══ Data section

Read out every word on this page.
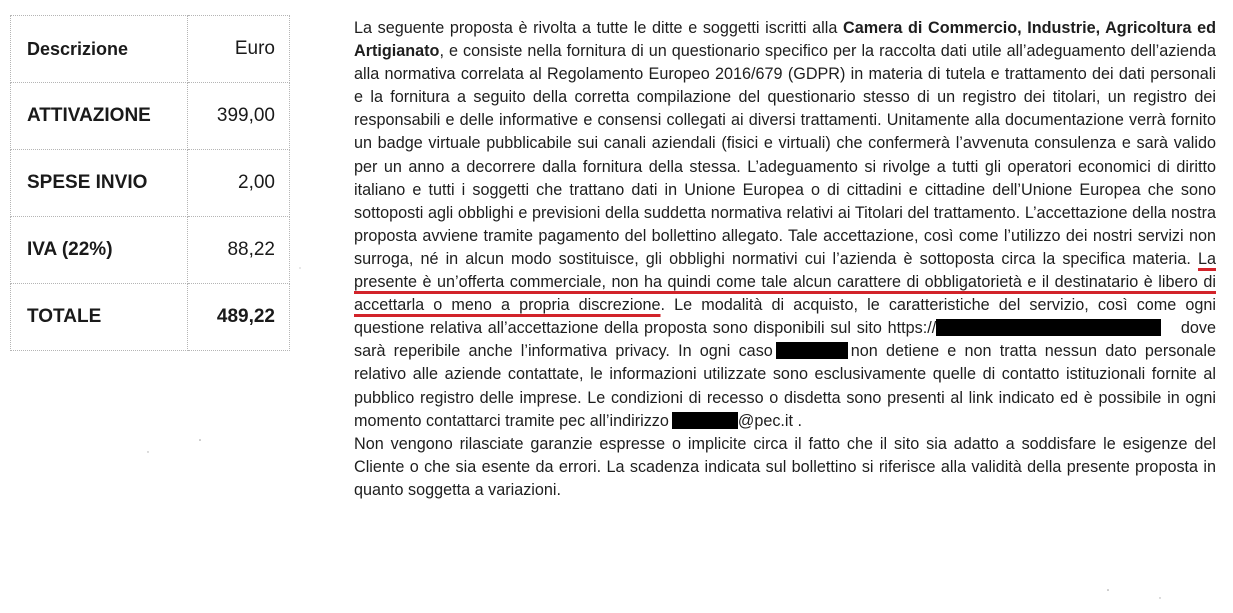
Descrizione	Euro
ATTIVAZIONE	399,00
SPESE INVIO	2,00
IVA (22%)	88,22
TOTALE	489,22

La seguente proposta è rivolta a tutte le ditte e soggetti iscritti alla Camera di Commercio, Industrie, Agricoltura ed Artigianato, e consiste nella fornitura di un questionario specifico per la raccolta dati utile all’adeguamento dell’azienda alla normativa correlata al Regolamento Europeo 2016/679 (GDPR) in materia di tutela e trattamento dei dati personali e la fornitura a seguito della corretta compilazione del questionario stesso di un registro dei titolari, un registro dei responsabili e delle informative e consensi collegati ai diversi trattamenti. Unitamente alla documentazione verrà fornito un badge virtuale pubblicabile sui canali aziendali (fisici e virtuali) che confermerà l’avvenuta consulenza e sarà valido per un anno a decorrere dalla fornitura della stessa. L’adeguamento si rivolge a tutti gli operatori economici di diritto italiano e tutti i soggetti che trattano dati in Unione Europea o di cittadini e cittadine dell’Unione Europea che sono sottoposti agli obblighi e previsioni della suddetta normativa relativi ai Titolari del trattamento. L’accettazione della nostra proposta avviene tramite pagamento del bollettino allegato. Tale accettazione, così come l’utilizzo dei nostri servizi non surroga, né in alcun modo sostituisce, gli obblighi normativi cui l’azienda è sottoposta circa la specifica materia. La presente è un’offerta commerciale, non ha quindi come tale alcun carattere di obbligatorietà e il destinatario è libero di accettarla o meno a propria discrezione. Le modalità di acquisto, le caratteristiche del servizio, così come ogni questione relativa all’accettazione della proposta sono disponibili sul sito https://	dove sarà reperibile anche l’informativa privacy. In ogni caso	non detiene e non tratta nessun dato personale relativo alle aziende contattate, le informazioni utilizzate sono esclusivamente quelle di contatto istituzionali fornite al pubblico registro delle imprese. Le condizioni di recesso o disdetta sono presenti al link indicato ed è possibile in ogni momento contattarci tramite pec all’indirizzo	@pec.it .

Non vengono rilasciate garanzie espresse o implicite circa il fatto che il sito sia adatto a soddisfare le esigenze del Cliente o che sia esente da errori. La scadenza indicata sul bollettino si riferisce alla validità della presente proposta in quanto soggetta a variazioni.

════

• [Requirements] Write out the data precisely as given, excluding the pictures.

• [Output for this task]
Read out every word on this page.
Descrizione	Euro
ATTIVAZIONE	399,00
SPESE INVIO	2,00
IVA (22%)	88,22
TOTALE	489,22

La seguente proposta è rivolta a tutte le ditte e soggetti iscritti alla Camera di Commercio, Industrie, Agricoltura ed Artigianato, e consiste nella fornitura di un questionario specifico per la raccolta dati utile all’adeguamento dell’azienda alla normativa correlata al Regolamento Europeo 2016/679 (GDPR) in materia di tutela e trattamento dei dati personali e la fornitura a seguito della corretta compilazione del questionario stesso di un registro dei titolari, un registro dei responsabili e delle informative e consensi collegati ai diversi trattamenti. Unitamente alla documentazione verrà fornito un badge virtuale pubblicabile sui canali aziendali (fisici e virtuali) che confermerà l’avvenuta consulenza e sarà valido per un anno a decorrere dalla fornitura della stessa. L’adeguamento si rivolge a tutti gli operatori economici di diritto italiano e tutti i soggetti che trattano dati in Unione Europea o di cittadini e cittadine dell’Unione Europea che sono sottoposti agli obblighi e previsioni della suddetta normativa relativi ai Titolari del trattamento. L’accettazione della nostra proposta avviene tramite pagamento del bollettino allegato. Tale accettazione, così come l’utilizzo dei nostri servizi non surroga, né in alcun modo sostituisce, gli obblighi normativi cui l’azienda è sottoposta circa la specifica materia. La presente è un’offerta commerciale, non ha quindi come tale alcun carattere di obbligatorietà e il destinatario è libero di accettarla o meno a propria discrezione. Le modalità di acquisto, le caratteristiche del servizio, così come ogni questione relativa all’accettazione della proposta sono disponibili sul sito https://	dove sarà reperibile anche l’informativa privacy. In ogni caso	non detiene e non tratta nessun dato personale relativo alle aziende contattate, le informazioni utilizzate sono esclusivamente quelle di contatto istituzionali fornite al pubblico registro delle imprese. Le condizioni di recesso o disdetta sono presenti al link indicato ed è possibile in ogni momento contattarci tramite pec all’indirizzo	@pec.it .

Non vengono rilasciate garanzie espresse o implicite circa il fatto che il sito sia adatto a soddisfare le esigenze del Cliente o che sia esente da errori. La scadenza indicata sul bollettino si riferisce alla validità della presente proposta in quanto soggetta a variazioni.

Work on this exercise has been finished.